● **Work to do**:
Scan the material that follows. Copy every line containing the word "Marker".

● **Extracted records**:
# # # #

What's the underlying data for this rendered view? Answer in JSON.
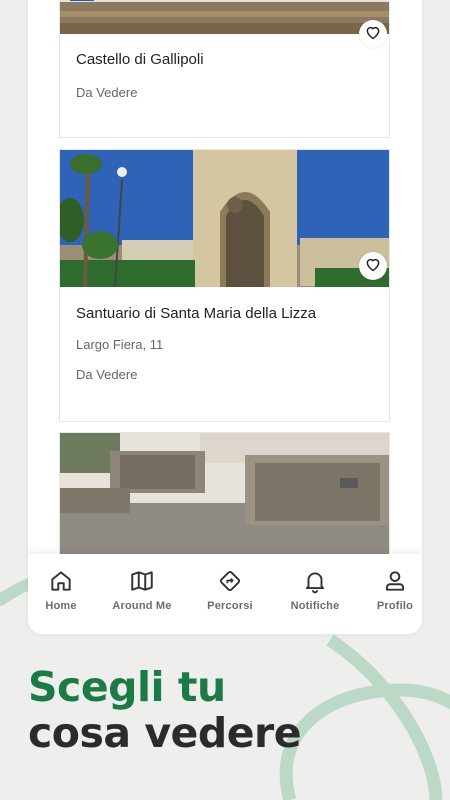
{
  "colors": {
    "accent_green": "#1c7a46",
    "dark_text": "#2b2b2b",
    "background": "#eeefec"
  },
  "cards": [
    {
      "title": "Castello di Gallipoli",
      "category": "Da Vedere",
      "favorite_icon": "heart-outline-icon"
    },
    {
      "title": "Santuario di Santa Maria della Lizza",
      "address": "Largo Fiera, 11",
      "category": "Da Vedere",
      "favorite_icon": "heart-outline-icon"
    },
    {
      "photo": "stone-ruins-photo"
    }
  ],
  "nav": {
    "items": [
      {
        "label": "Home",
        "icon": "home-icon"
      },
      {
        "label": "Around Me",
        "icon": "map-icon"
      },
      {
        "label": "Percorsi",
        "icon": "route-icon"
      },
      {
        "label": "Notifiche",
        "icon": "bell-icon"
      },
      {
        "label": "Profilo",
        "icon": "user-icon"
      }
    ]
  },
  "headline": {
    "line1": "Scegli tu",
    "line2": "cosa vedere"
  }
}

# # # #

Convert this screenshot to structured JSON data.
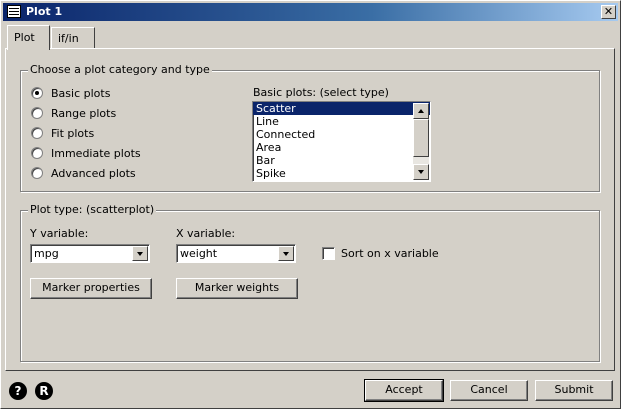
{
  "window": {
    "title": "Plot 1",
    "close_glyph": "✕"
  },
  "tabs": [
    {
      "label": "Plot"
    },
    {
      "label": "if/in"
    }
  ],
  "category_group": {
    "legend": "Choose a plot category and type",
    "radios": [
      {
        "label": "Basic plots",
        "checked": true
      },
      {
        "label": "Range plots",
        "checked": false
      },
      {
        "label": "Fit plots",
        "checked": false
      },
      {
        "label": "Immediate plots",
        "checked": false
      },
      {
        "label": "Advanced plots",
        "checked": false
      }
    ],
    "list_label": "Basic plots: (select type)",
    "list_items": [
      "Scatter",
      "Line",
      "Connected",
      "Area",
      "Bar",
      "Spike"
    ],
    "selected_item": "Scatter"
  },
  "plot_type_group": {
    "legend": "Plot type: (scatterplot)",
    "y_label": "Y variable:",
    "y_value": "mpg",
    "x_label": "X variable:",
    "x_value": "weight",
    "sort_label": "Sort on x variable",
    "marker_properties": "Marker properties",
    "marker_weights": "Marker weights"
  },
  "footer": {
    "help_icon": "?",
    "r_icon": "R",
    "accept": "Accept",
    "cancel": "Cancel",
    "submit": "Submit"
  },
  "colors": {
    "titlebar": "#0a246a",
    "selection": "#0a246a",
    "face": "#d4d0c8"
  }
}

# # # #

● **Exercise response**:
    "marker_properties": "Marker properties",
    "marker_weights": "Marker weights"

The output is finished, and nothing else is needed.